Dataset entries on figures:
↓↓↓

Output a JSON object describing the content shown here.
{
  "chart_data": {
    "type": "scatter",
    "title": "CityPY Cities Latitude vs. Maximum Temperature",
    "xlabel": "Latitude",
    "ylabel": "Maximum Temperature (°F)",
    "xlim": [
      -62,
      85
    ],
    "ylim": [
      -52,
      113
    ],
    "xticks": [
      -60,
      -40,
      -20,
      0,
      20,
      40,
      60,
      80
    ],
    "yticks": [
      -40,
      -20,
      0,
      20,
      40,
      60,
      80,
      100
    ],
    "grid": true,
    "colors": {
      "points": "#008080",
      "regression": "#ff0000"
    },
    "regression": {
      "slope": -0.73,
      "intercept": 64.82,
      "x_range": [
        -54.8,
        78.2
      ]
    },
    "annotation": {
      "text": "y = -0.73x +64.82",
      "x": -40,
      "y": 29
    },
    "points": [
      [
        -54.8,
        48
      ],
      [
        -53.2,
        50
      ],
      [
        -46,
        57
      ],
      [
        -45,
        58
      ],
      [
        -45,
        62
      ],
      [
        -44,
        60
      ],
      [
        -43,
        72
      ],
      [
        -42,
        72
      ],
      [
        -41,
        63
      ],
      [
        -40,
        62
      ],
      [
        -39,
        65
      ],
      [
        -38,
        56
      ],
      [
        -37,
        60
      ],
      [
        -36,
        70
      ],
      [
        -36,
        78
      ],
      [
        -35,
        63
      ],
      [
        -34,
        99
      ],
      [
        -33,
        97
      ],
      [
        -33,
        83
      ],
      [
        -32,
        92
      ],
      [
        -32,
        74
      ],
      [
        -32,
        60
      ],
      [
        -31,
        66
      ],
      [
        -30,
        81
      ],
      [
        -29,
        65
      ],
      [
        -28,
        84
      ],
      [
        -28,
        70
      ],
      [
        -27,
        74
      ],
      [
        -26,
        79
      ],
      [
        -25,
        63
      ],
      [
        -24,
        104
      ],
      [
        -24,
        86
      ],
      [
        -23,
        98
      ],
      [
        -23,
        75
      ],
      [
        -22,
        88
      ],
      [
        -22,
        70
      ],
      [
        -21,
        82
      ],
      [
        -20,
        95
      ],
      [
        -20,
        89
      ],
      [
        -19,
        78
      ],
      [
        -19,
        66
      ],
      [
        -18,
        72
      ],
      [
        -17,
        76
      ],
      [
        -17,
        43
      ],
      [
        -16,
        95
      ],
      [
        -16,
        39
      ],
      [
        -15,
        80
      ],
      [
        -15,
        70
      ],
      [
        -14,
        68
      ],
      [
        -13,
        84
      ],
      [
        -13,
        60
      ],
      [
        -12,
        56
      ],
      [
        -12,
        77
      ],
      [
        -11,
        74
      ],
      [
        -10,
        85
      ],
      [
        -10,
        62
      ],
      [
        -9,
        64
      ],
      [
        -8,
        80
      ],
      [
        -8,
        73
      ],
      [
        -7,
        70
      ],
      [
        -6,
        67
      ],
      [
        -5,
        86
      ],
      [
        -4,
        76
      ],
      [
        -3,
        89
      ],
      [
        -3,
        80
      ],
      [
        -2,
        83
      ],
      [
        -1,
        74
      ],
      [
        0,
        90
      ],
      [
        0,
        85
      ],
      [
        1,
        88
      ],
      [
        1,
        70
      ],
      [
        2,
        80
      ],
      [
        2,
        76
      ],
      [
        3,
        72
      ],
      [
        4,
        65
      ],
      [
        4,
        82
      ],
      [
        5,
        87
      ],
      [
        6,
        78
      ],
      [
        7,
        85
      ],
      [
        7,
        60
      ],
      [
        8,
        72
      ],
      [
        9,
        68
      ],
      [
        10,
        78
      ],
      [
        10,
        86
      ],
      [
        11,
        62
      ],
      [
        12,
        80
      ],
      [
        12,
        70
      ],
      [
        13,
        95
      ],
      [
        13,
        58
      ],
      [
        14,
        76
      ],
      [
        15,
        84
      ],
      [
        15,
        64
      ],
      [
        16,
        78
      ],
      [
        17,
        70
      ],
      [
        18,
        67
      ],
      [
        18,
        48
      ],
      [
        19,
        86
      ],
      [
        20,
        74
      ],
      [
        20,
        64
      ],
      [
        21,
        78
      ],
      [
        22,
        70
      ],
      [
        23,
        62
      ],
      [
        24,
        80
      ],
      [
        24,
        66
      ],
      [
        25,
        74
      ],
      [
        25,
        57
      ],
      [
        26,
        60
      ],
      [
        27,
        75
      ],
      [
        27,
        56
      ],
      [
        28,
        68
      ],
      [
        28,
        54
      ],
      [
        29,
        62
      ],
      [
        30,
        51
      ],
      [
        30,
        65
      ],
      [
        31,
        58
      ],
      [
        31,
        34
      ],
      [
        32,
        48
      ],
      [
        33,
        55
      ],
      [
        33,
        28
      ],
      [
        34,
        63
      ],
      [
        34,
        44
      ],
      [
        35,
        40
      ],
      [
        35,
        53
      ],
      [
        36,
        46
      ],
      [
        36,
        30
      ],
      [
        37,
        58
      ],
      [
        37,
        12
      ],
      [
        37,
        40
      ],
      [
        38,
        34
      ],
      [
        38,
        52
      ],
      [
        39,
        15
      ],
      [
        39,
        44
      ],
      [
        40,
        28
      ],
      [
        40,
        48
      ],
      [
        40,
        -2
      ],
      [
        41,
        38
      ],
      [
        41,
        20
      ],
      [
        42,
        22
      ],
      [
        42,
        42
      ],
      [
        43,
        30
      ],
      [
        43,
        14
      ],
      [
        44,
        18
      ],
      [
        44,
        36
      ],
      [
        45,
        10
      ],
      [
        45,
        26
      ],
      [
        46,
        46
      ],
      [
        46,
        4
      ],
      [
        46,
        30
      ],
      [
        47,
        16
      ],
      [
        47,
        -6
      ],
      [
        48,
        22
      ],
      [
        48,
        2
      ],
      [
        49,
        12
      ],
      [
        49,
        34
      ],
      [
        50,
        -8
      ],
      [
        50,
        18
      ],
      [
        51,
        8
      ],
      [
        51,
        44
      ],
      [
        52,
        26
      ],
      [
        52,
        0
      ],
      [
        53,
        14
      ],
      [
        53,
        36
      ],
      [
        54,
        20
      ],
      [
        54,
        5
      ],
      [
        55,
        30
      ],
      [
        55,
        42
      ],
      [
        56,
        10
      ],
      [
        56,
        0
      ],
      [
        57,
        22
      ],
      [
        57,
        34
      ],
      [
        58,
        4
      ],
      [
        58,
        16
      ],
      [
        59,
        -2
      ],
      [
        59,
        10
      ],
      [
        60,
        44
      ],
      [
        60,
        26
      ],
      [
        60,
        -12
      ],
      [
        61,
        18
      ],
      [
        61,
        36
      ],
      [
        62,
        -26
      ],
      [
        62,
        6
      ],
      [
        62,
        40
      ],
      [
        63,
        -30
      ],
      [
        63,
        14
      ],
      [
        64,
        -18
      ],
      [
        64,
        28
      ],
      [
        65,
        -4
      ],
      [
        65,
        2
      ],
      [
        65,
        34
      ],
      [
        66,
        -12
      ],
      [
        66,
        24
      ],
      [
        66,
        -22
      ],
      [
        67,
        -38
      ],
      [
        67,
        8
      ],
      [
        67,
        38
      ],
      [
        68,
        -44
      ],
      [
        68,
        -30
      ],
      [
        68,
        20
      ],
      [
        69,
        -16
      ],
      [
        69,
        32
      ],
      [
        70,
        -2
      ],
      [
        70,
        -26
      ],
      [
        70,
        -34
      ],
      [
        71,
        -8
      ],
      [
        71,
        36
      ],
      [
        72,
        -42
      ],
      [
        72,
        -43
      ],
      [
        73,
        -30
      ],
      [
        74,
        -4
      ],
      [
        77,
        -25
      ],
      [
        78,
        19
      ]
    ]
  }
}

↑↑↑

Establish how many lines of the material above hold the word "Temperature". Nothing but the count should be returned.

2